● Problem statement:
Please return every line in the following data that includes the string "Arkeologicentrum".

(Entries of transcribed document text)
BEGIN
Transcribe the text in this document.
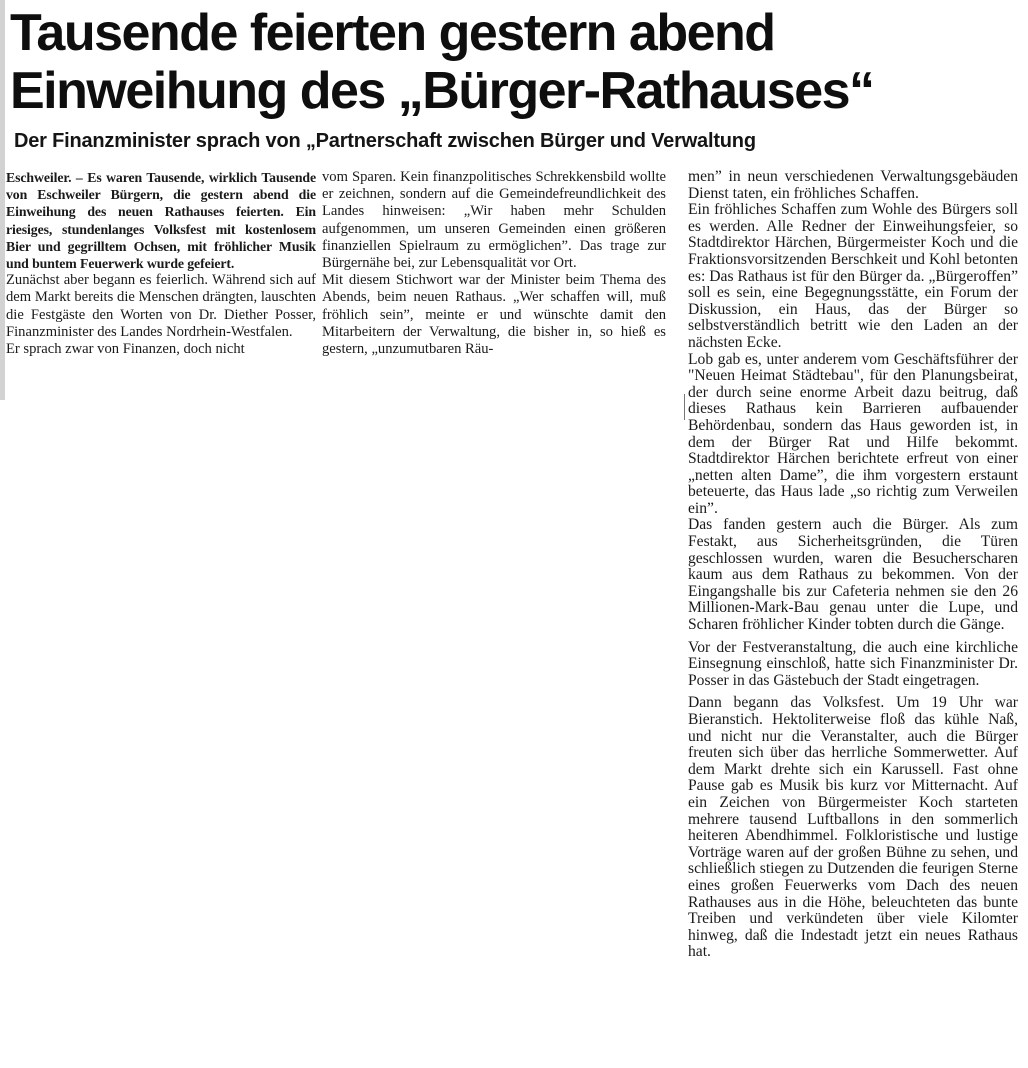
Tausende feierten gestern abend
Einweihung des „Bürger-Rathauses“
Der Finanzminister sprach von „Partnerschaft zwischen Bürger und Verwaltung

Eschweiler. – Es waren Tausende, wirklich Tausende von Eschweiler Bürgern, die gestern abend die Einweihung des neuen Rathauses feierten. Ein riesiges, stundenlanges Volksfest mit kostenlosem Bier und gegrilltem Ochsen, mit fröhlicher Musik und buntem Feuerwerk wurde gefeiert.

Zunächst aber begann es feierlich. Während sich auf dem Markt bereits die Menschen drängten, lauschten die Festgäste den Worten von Dr. Diether Posser, Finanzminister des Landes Nordrhein-Westfalen.

Er sprach zwar von Finanzen, doch nicht

vom Sparen. Kein finanzpolitisches Schrekkensbild wollte er zeichnen, sondern auf die Gemeindefreundlichkeit des Landes hinweisen: „Wir haben mehr Schulden aufgenommen, um unseren Gemeinden einen größeren finanziellen Spielraum zu ermöglichen”. Das trage zur Bürgernähe bei, zur Lebensqualität vor Ort.

Mit diesem Stichwort war der Minister beim Thema des Abends, beim neuen Rathaus. „Wer schaffen will, muß fröhlich sein”, meinte er und wünschte damit den Mitarbeitern der Verwaltung, die bisher in, so hieß es gestern, „unzumutbaren Räu-

men” in neun verschiedenen Verwaltungsgebäuden Dienst taten, ein fröhliches Schaffen.

Ein fröhliches Schaffen zum Wohle des Bürgers soll es werden. Alle Redner der Einweihungsfeier, so Stadtdirektor Härchen, Bürgermeister Koch und die Fraktionsvorsitzenden Berschkeit und Kohl betonten es: Das Rathaus ist für den Bürger da. „Bürgeroffen” soll es sein, eine Begegnungsstätte, ein Forum der Diskussion, ein Haus, das der Bürger so selbstverständlich betritt wie den Laden an der nächsten Ecke.

Lob gab es, unter anderem vom Geschäftsführer der "Neuen Heimat Städtebau", für den Planungsbeirat, der durch seine enorme Arbeit dazu beitrug, daß dieses Rathaus kein Barrieren aufbauender Behördenbau, sondern das Haus geworden ist, in dem der Bürger Rat und Hilfe bekommt. Stadtdirektor Härchen berichtete erfreut von einer „netten alten Dame”, die ihm vorgestern erstaunt beteuerte, das Haus lade „so richtig zum Verweilen ein”.

Das fanden gestern auch die Bürger. Als zum Festakt, aus Sicherheitsgründen, die Türen geschlossen wurden, waren die Besucherscharen kaum aus dem Rathaus zu bekommen. Von der Eingangshalle bis zur Cafeteria nehmen sie den 26 Millionen-Mark-Bau genau unter die Lupe, und Scharen fröhlicher Kinder tobten durch die Gänge.

Vor der Festveranstaltung, die auch eine kirchliche Einsegnung einschloß, hatte sich Finanzminister Dr. Posser in das Gästebuch der Stadt eingetragen.

Dann begann das Volksfest. Um 19 Uhr war Bieranstich. Hektoliterweise floß das kühle Naß, und nicht nur die Veranstalter, auch die Bürger freuten sich über das herrliche Sommerwetter. Auf dem Markt drehte sich ein Karussell. Fast ohne Pause gab es Musik bis kurz vor Mitternacht. Auf ein Zeichen von Bürgermeister Koch starteten mehrere tausend Luftballons in den sommerlich heiteren Abendhimmel. Folkloristische und lustige Vorträge waren auf der großen Bühne zu sehen, und schließlich stiegen zu Dutzenden die feurigen Sterne eines großen Feuerwerks vom Dach des neuen Rathauses aus in die Höhe, beleuchteten das bunte Treiben und verkündeten über viele Kilomter hinweg, daß die Indestadt jetzt ein neues Rathaus hat.
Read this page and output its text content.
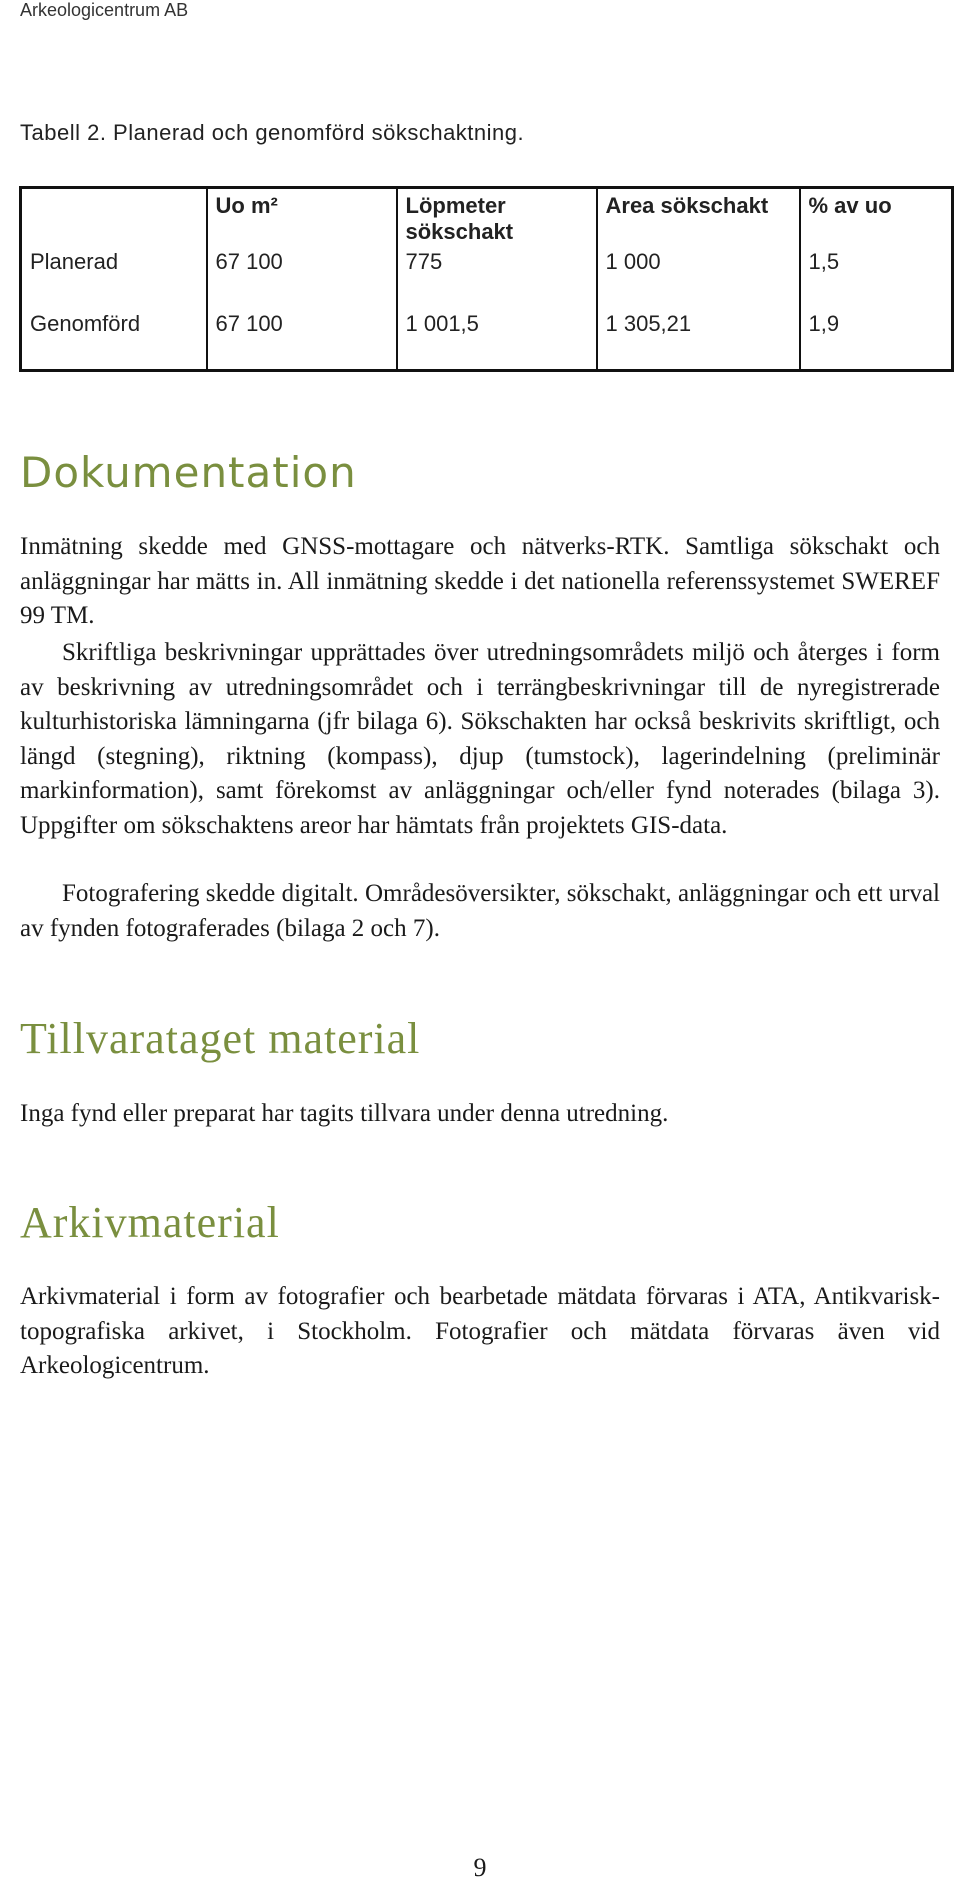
Arkeologicentrum AB
Tabell 2. Planerad och genomförd sökschaktning.
	Uo m²	Löpmeter sökschakt	Area sökschakt	% av uo
Planerad	67 100	775	1 000	1,5
Genomförd	67 100	1 001,5	1 305,21	1,9
Dokumentation

Inmätning skedde med GNSS-mottagare och nätverks-RTK. Samtliga sökschakt och anläggningar har mätts in. All inmätning skedde i det nationella referenssystemet SWEREF 99 TM.

Skriftliga beskrivningar upprättades över utredningsområdets miljö och återges i form av beskrivning av utredningsområdet och i terrängbeskrivningar till de nyregistrerade kulturhistoriska lämningarna (jfr bilaga 6). Sökschakten har också beskrivits skriftligt, och längd (stegning), riktning (kompass), djup (tumstock), lagerindelning (preliminär markinformation), samt förekomst av anläggningar och/eller fynd noterades (bilaga 3). Uppgifter om sökschaktens areor har hämtats från projektets GIS-data.

Fotografering skedde digitalt. Områdesöversikter, sökschakt, anläggningar och ett urval av fynden fotograferades (bilaga 2 och 7).

Tillvarataget material

Inga fynd eller preparat har tagits tillvara under denna utredning.

Arkivmaterial

Arkivmaterial i form av fotografier och bearbetade mätdata förvaras i ATA, Antikvarisk-topografiska arkivet, i Stockholm. Fotografier och mätdata förvaras även vid Arkeologicentrum.

9
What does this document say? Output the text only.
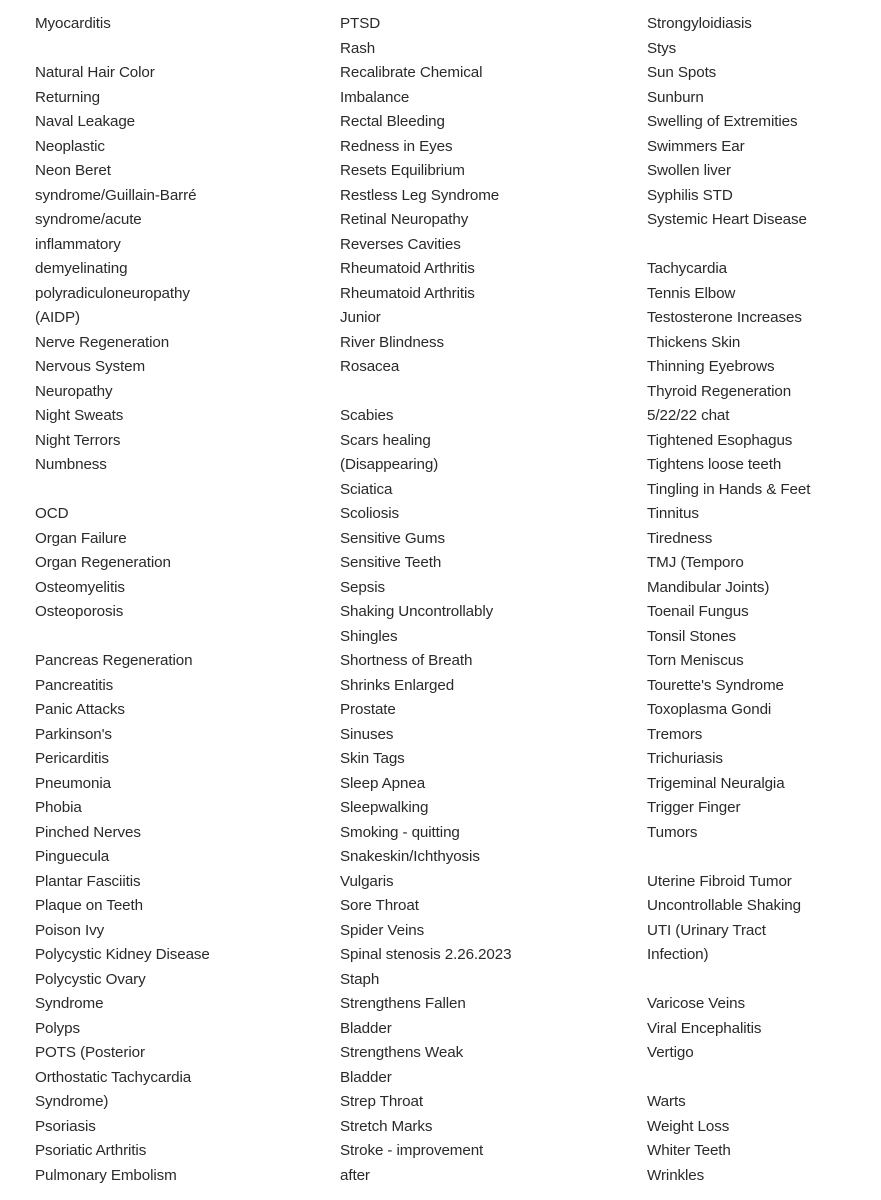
Myocarditis
Natural Hair Color
Returning
Naval Leakage
Neoplastic
Neon Beret
syndrome/Guillain-Barré
syndrome/acute
inflammatory
demyelinating
polyradiculoneuropathy
(AIDP)
Nerve Regeneration
Nervous System
Neuropathy
Night Sweats
Night Terrors
Numbness
OCD
Organ Failure
Organ Regeneration
Osteomyelitis
Osteoporosis
Pancreas Regeneration
Pancreatitis
Panic Attacks
Parkinson's
Pericarditis
Pneumonia
Phobia
Pinched Nerves
Pinguecula
Plantar Fasciitis
Plaque on Teeth
Poison Ivy
Polycystic Kidney Disease
Polycystic Ovary
Syndrome
Polyps
POTS (Posterior
Orthostatic Tachycardia
Syndrome)
Psoriasis
Psoriatic Arthritis
Pulmonary Embolism
PTSD
Rash
Recalibrate Chemical
Imbalance
Rectal Bleeding
Redness in Eyes
Resets Equilibrium
Restless Leg Syndrome
Retinal Neuropathy
Reverses Cavities
Rheumatoid Arthritis
Rheumatoid Arthritis
Junior
River Blindness
Rosacea
Scabies
Scars healing
(Disappearing)
Sciatica
Scoliosis
Sensitive Gums
Sensitive Teeth
Sepsis
Shaking Uncontrollably
Shingles
Shortness of Breath
Shrinks Enlarged
Prostate
Sinuses
Skin Tags
Sleep Apnea
Sleepwalking
Smoking - quitting
Snakeskin/Ichthyosis
Vulgaris
Sore Throat
Spider Veins
Spinal stenosis 2.26.2023
Staph
Strengthens Fallen
Bladder
Strengthens Weak
Bladder
Strep Throat
Stretch Marks
Stroke - improvement
after
Strongyloidiasis
Stys
Sun Spots
Sunburn
Swelling of Extremities
Swimmers Ear
Swollen liver
Syphilis STD
Systemic Heart Disease
Tachycardia
Tennis Elbow
Testosterone Increases
Thickens Skin
Thinning Eyebrows
Thyroid Regeneration
5/22/22 chat
Tightened Esophagus
Tightens loose teeth
Tingling in Hands & Feet
Tinnitus
Tiredness
TMJ (Temporo
Mandibular Joints)
Toenail Fungus
Tonsil Stones
Torn Meniscus
Tourette's Syndrome
Toxoplasma Gondi
Tremors
Trichuriasis
Trigeminal Neuralgia
Trigger Finger
Tumors
Uterine Fibroid Tumor
Uncontrollable Shaking
UTI (Urinary Tract
Infection)
Varicose Veins
Viral Encephalitis
Vertigo
Warts
Weight Loss
Whiter Teeth
Wrinkles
END
● Answer to the problem:
Arkeologicentrum AB
Arkivmaterial i form av fotografier och bearbetade mätdata förvaras i ATA, Antikvarisk-topografiska arkivet, i Stockholm. Fotografier och mätdata förvaras även vid Arkeologicentrum.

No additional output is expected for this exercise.